Pick out each line with the word "magenta" from the material that follows.

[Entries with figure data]

■ ■ ■ ■ ■

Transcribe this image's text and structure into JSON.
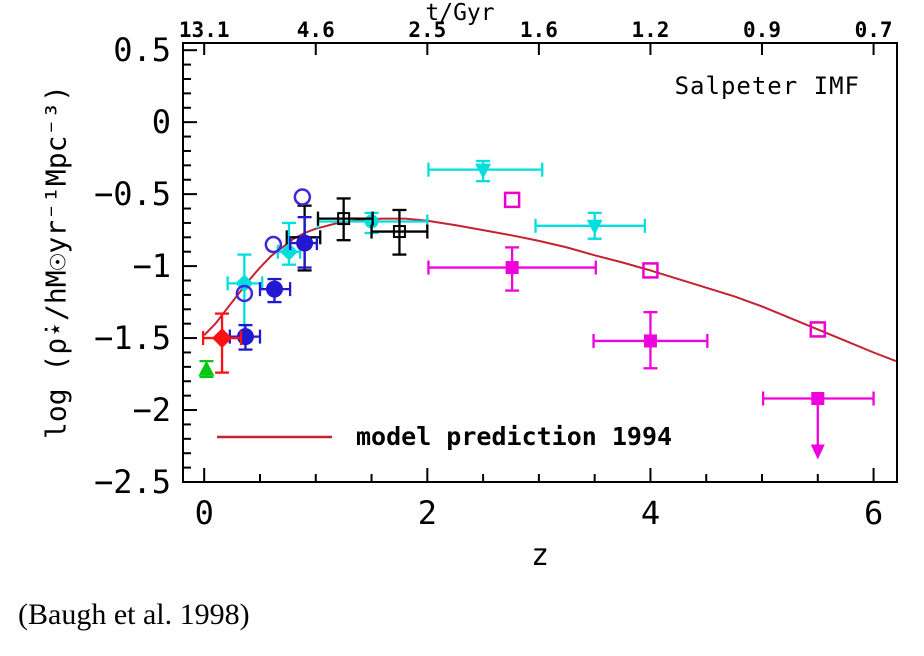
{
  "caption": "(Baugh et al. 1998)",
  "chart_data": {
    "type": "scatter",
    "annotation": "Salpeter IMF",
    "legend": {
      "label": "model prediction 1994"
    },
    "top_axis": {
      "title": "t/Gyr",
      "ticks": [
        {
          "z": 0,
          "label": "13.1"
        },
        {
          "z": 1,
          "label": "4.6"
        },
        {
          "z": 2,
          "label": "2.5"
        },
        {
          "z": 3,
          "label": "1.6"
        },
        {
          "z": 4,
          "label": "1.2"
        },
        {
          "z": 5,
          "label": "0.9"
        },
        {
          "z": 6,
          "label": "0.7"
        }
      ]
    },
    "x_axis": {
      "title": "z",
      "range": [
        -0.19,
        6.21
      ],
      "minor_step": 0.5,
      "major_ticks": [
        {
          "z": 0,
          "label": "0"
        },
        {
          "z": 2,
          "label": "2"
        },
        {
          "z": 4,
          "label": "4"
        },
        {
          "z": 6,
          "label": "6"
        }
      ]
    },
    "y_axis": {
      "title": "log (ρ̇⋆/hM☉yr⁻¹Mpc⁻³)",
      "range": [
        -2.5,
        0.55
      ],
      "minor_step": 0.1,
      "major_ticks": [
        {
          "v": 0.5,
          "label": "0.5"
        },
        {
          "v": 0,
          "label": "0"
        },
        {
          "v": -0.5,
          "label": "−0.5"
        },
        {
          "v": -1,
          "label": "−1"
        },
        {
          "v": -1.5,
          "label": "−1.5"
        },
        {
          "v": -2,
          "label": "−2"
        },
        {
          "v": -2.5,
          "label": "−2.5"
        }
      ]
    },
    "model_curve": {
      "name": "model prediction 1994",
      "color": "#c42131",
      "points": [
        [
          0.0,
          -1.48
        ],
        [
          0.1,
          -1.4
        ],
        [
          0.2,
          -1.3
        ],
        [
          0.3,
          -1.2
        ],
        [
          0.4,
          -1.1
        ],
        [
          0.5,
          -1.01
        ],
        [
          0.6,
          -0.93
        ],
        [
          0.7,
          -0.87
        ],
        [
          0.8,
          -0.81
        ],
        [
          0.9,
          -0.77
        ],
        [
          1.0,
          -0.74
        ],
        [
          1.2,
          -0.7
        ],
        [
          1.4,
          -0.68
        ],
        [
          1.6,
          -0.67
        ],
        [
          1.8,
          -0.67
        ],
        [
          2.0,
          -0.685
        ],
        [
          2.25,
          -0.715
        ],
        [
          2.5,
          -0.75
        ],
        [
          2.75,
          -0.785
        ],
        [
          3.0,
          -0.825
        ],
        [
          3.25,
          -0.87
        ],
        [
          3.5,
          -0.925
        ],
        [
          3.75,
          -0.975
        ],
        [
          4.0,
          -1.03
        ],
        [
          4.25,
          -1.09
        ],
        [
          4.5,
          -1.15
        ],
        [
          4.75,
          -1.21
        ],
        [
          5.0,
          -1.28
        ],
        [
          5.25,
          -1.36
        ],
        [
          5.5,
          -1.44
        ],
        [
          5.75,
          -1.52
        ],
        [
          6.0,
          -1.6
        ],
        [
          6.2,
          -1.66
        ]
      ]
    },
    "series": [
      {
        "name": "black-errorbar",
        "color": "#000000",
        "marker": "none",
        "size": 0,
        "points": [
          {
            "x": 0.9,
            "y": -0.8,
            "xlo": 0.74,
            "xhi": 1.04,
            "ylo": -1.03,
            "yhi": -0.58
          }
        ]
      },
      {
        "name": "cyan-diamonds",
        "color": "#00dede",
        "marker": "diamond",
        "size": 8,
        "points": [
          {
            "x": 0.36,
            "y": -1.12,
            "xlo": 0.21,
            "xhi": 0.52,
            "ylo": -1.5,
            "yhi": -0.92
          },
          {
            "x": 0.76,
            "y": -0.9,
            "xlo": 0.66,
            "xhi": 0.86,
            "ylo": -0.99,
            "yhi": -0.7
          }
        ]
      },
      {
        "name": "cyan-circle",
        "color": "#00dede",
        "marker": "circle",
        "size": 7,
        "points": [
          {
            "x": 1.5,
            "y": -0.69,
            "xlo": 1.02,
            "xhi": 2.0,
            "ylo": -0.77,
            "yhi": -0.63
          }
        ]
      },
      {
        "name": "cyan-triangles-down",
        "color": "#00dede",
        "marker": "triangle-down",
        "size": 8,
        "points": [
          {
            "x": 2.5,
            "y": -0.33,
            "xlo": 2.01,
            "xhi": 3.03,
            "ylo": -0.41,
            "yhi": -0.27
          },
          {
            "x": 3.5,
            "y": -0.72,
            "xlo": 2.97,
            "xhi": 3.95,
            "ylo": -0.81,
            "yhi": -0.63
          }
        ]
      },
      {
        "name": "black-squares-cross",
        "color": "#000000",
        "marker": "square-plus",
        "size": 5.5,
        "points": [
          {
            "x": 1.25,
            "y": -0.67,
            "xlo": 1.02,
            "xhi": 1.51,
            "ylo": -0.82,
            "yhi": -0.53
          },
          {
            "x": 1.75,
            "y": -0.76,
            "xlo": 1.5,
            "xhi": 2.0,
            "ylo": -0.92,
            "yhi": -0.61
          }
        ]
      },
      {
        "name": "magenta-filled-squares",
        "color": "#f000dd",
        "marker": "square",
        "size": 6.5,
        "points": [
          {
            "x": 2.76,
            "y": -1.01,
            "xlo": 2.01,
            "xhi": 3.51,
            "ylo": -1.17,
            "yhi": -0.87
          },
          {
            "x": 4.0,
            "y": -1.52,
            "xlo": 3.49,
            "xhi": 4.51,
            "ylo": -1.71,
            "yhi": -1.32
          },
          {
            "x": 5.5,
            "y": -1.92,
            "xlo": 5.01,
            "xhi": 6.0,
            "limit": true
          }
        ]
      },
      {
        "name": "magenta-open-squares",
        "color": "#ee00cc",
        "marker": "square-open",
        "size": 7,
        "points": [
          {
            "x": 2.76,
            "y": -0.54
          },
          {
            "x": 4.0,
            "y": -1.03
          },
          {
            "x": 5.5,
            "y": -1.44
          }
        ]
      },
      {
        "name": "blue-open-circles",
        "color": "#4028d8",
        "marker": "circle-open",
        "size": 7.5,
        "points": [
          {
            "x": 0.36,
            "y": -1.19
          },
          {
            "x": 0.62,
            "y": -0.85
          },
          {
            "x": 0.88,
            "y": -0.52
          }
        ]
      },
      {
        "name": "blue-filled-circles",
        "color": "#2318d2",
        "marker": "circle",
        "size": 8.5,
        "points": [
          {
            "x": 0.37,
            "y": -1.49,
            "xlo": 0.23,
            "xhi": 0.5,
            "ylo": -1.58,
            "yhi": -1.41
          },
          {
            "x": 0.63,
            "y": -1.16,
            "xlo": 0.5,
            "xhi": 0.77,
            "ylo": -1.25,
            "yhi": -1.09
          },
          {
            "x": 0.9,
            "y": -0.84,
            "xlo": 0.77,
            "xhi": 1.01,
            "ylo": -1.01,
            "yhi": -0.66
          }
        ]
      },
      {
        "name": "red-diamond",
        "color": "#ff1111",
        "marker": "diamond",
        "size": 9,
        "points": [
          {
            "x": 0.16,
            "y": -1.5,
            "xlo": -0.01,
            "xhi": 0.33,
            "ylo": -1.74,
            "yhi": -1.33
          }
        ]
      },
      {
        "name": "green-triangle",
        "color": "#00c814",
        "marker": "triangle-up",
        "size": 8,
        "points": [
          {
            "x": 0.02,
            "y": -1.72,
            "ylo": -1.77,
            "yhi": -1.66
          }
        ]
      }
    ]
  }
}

■ ■ ■ ■ ■

* [Reply to the task]:
        "name": "magenta-filled-squares",
        "name": "magenta-open-squares",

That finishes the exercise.